[Records from a collection of figures]

#####

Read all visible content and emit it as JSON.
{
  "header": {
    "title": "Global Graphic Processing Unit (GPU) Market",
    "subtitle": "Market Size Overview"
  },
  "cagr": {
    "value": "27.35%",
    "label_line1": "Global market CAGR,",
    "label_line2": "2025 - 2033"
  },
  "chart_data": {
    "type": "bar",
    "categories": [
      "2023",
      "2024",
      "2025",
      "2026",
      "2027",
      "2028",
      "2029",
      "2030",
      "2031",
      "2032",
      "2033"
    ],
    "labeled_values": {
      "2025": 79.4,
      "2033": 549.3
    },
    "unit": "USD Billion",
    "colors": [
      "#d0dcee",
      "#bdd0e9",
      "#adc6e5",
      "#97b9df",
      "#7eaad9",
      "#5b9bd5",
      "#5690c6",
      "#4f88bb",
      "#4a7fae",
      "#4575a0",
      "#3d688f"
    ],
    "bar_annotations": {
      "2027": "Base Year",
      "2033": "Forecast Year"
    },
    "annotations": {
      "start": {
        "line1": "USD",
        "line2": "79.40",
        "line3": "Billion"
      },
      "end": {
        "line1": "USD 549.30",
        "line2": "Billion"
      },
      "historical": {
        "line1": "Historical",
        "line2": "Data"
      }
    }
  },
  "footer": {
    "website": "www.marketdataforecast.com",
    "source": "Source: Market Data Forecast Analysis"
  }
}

#####

Each line holding "Billion" must be found and copied.

__Task answer__
    "unit": "USD Billion",
        "line3": "Billion"
        "line2": "Billion"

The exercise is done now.